(Document text records)
■ ■ ■ ■ ■ ■ ■

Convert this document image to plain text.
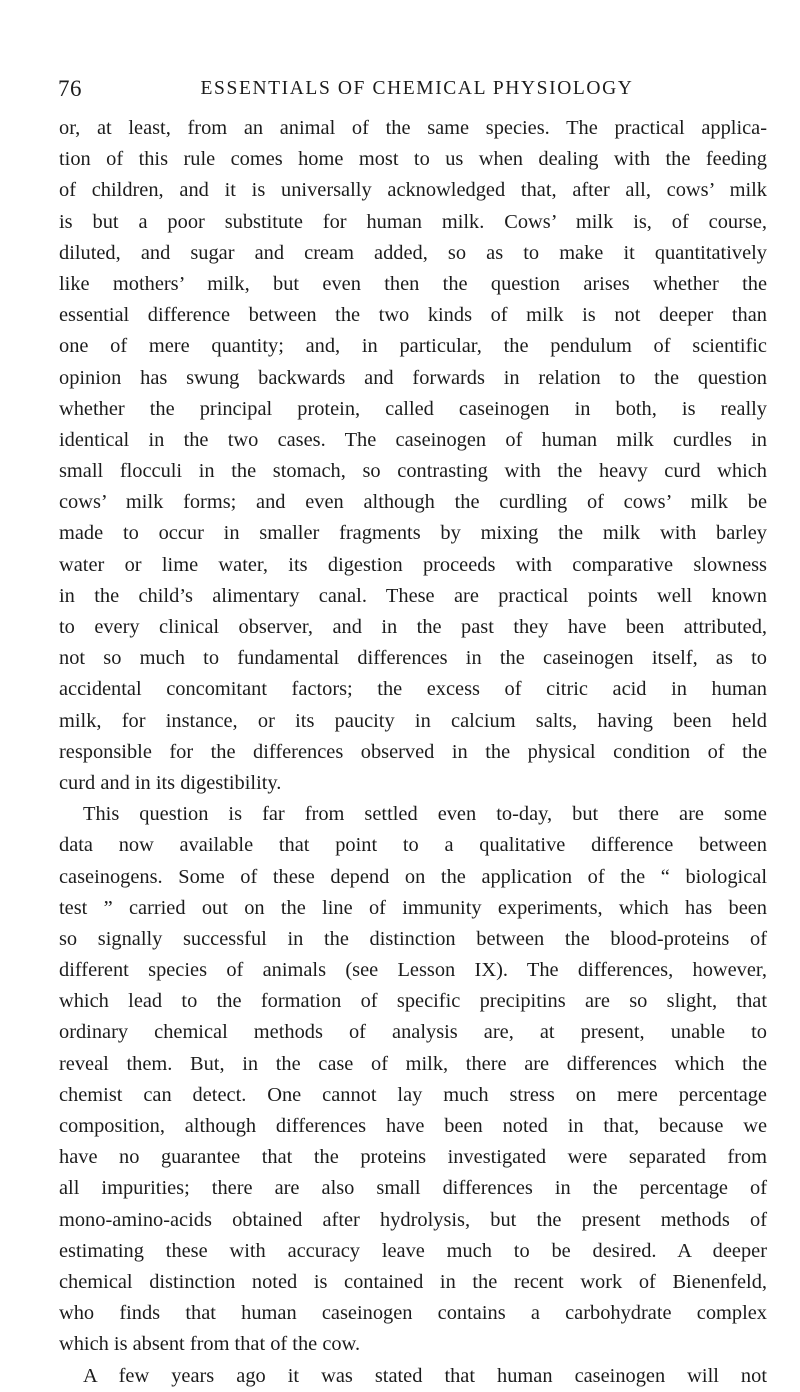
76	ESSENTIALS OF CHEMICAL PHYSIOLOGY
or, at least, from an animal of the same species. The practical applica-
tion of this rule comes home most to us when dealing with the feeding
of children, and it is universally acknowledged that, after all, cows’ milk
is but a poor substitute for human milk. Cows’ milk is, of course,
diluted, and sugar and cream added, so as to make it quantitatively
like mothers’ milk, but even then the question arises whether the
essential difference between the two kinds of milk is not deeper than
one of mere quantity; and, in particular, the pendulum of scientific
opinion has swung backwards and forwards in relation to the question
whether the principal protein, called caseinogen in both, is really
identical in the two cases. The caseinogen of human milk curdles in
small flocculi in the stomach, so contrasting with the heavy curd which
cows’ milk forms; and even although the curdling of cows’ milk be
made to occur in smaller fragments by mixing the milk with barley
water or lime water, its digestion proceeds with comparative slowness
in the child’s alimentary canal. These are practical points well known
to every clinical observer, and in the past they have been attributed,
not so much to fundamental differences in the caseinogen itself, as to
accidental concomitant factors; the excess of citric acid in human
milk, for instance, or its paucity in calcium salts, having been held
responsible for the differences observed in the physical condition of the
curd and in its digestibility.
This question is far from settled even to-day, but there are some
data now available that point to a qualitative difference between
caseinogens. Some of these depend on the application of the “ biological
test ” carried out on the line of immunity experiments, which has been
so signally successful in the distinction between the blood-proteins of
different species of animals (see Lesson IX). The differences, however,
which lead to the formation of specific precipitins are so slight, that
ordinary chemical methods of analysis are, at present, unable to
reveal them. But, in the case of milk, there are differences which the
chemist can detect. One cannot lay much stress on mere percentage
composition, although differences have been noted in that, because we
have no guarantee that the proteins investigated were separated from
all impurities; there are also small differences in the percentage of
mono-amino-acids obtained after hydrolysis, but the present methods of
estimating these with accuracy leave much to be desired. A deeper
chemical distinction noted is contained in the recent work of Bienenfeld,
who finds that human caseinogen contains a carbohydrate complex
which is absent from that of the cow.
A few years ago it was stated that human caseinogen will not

■ ■ ■ ■ ■ ■ ■

* **INSTRUCTIONS TO FOLLOW**
Where the word "mere" shows up in a line of the entries above, copy that line.

* **YOUR SOLUTION**
one of mere quantity; and, in particular, the pendulum of scientific
chemist can detect. One cannot lay much stress on mere percentage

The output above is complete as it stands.